■ Exercise description ■
Review the listing and copy each line that holds the word "emblem".

■ Record extracts ■
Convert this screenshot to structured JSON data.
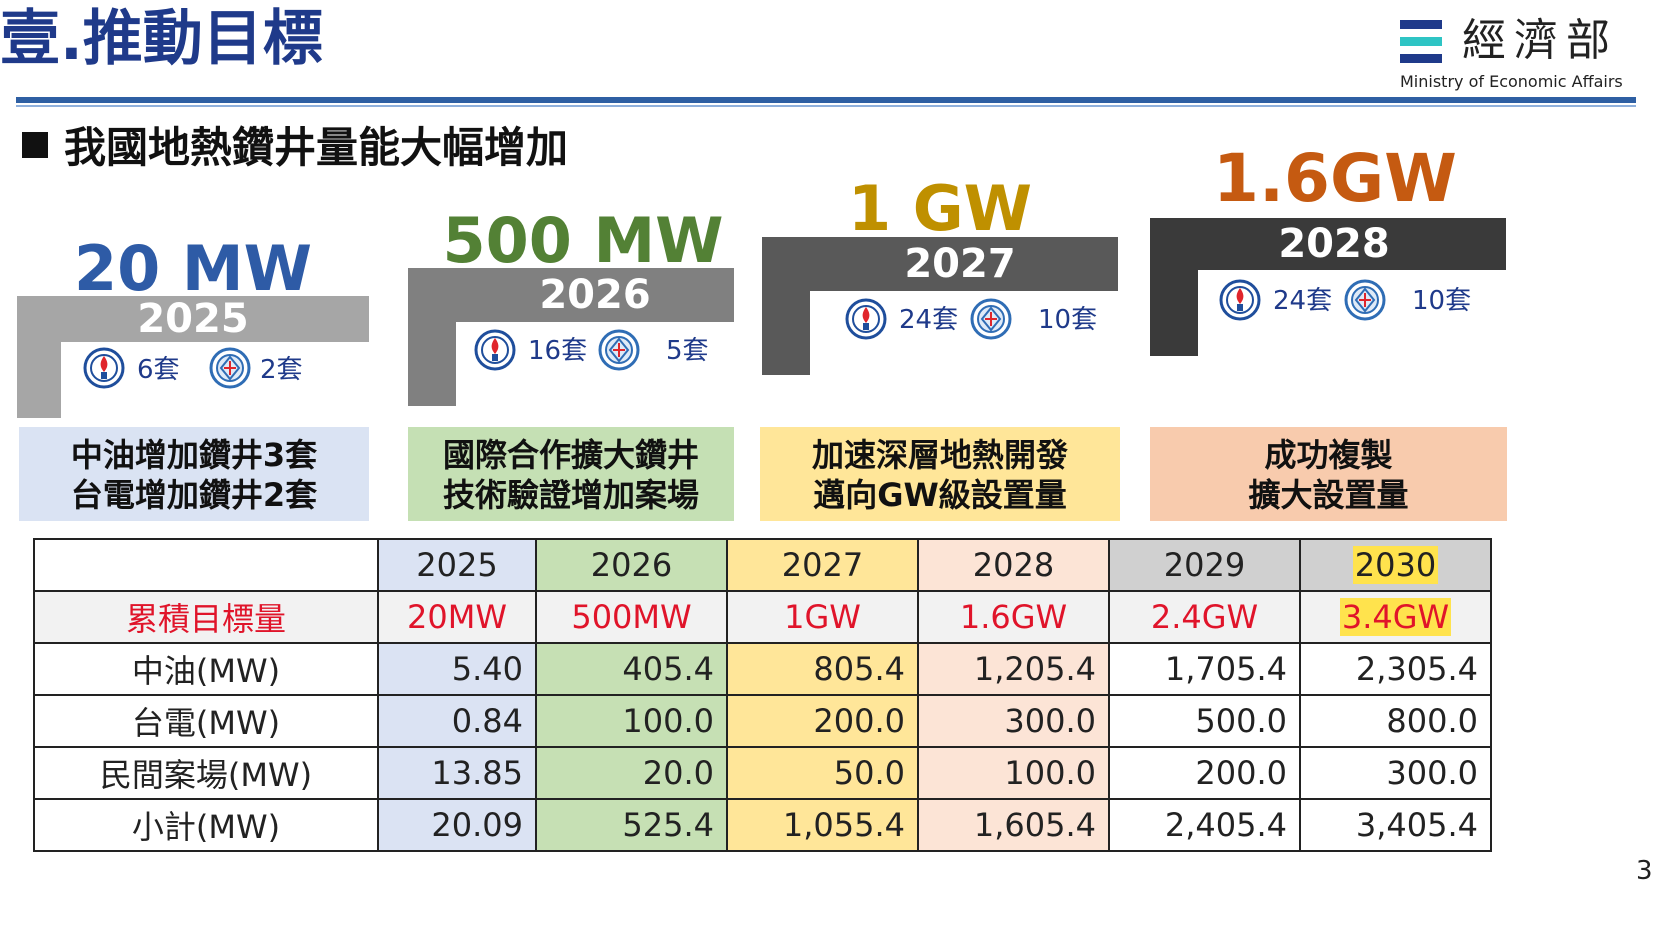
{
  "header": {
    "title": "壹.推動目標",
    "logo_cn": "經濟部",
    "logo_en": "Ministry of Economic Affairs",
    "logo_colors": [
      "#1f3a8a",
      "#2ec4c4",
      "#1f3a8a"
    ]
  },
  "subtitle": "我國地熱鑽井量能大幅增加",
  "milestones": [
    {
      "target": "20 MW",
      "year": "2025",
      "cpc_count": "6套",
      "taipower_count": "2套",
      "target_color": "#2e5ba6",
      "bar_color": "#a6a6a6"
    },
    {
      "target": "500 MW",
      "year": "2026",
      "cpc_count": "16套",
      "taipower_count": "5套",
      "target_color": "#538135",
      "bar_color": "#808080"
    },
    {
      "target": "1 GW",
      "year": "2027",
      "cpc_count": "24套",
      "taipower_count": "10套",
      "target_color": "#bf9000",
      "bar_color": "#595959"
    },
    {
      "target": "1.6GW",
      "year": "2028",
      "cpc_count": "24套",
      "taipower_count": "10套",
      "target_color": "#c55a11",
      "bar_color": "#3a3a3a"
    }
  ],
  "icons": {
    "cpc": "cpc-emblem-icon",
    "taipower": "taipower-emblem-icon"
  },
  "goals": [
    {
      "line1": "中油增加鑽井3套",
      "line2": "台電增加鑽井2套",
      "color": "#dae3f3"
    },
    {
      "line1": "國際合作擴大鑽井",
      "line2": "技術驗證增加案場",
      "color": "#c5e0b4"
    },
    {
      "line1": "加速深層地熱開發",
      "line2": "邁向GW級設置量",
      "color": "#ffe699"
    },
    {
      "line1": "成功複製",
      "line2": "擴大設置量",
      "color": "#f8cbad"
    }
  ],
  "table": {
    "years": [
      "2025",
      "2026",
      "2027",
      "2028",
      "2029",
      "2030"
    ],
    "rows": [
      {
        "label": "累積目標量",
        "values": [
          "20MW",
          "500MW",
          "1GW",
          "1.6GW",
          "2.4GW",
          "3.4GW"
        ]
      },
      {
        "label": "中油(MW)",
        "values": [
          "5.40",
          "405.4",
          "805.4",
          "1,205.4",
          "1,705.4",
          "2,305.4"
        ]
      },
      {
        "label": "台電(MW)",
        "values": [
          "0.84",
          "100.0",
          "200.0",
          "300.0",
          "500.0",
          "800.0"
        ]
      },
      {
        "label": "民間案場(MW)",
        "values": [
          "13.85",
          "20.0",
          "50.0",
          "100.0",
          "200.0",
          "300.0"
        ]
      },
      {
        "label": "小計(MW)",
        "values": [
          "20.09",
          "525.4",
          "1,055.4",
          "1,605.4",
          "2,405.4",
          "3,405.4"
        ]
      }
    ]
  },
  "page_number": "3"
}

■ In response ■
    "cpc": "cpc-emblem-icon",
    "taipower": "taipower-emblem-icon"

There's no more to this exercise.